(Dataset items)
● ● ● ●

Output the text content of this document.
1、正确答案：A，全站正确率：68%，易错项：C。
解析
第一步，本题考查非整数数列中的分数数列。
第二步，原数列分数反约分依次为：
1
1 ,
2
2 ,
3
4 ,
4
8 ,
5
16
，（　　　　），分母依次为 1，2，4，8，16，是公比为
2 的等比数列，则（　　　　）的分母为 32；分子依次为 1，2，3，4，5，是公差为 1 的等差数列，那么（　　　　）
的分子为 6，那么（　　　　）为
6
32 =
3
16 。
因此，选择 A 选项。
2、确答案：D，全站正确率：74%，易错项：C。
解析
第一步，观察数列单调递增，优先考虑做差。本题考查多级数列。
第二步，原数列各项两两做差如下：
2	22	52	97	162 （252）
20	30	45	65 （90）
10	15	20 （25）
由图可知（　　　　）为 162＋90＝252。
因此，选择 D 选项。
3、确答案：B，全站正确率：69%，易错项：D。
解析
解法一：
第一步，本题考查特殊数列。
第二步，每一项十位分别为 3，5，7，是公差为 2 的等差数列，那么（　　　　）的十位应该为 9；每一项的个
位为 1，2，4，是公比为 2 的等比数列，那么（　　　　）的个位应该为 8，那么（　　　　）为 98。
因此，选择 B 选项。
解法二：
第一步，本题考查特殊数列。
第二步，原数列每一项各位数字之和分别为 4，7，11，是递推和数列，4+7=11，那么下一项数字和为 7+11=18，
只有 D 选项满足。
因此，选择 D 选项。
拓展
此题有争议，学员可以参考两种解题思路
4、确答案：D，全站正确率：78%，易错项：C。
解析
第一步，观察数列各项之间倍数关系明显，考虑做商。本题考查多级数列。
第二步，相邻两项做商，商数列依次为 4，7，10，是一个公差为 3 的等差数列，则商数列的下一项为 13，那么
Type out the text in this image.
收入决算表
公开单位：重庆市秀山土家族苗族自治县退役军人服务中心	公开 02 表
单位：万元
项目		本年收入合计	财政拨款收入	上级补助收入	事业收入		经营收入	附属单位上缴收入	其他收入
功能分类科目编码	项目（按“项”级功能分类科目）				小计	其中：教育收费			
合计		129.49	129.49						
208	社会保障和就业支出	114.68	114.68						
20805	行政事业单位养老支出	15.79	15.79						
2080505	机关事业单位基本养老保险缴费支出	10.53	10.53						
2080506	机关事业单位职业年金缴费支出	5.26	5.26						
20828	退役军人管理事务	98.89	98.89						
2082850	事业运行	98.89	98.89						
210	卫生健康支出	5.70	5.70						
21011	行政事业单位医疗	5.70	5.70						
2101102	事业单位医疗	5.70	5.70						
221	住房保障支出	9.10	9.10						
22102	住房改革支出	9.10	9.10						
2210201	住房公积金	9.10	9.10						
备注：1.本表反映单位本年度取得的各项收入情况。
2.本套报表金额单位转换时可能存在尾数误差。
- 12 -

● ● ● ●

* Exercise goal *
Repeat exactly, and only, the lines from the line containing "Type out the text in this image." through the last line of the records above, both included.

* Response *
Type out the text in this image.
收入决算表
公开单位：重庆市秀山土家族苗族自治县退役军人服务中心	公开 02 表
单位：万元
项目		本年收入合计	财政拨款收入	上级补助收入	事业收入		经营收入	附属单位上缴收入	其他收入
功能分类科目编码	项目（按“项”级功能分类科目）				小计	其中：教育收费			
合计		129.49	129.49						
208	社会保障和就业支出	114.68	114.68						
20805	行政事业单位养老支出	15.79	15.79						
2080505	机关事业单位基本养老保险缴费支出	10.53	10.53						
2080506	机关事业单位职业年金缴费支出	5.26	5.26						
20828	退役军人管理事务	98.89	98.89						
2082850	事业运行	98.89	98.89						
210	卫生健康支出	5.70	5.70						
21011	行政事业单位医疗	5.70	5.70						
2101102	事业单位医疗	5.70	5.70						
221	住房保障支出	9.10	9.10						
22102	住房改革支出	9.10	9.10						
2210201	住房公积金	9.10	9.10						
备注：1.本表反映单位本年度取得的各项收入情况。
2.本套报表金额单位转换时可能存在尾数误差。
- 12 -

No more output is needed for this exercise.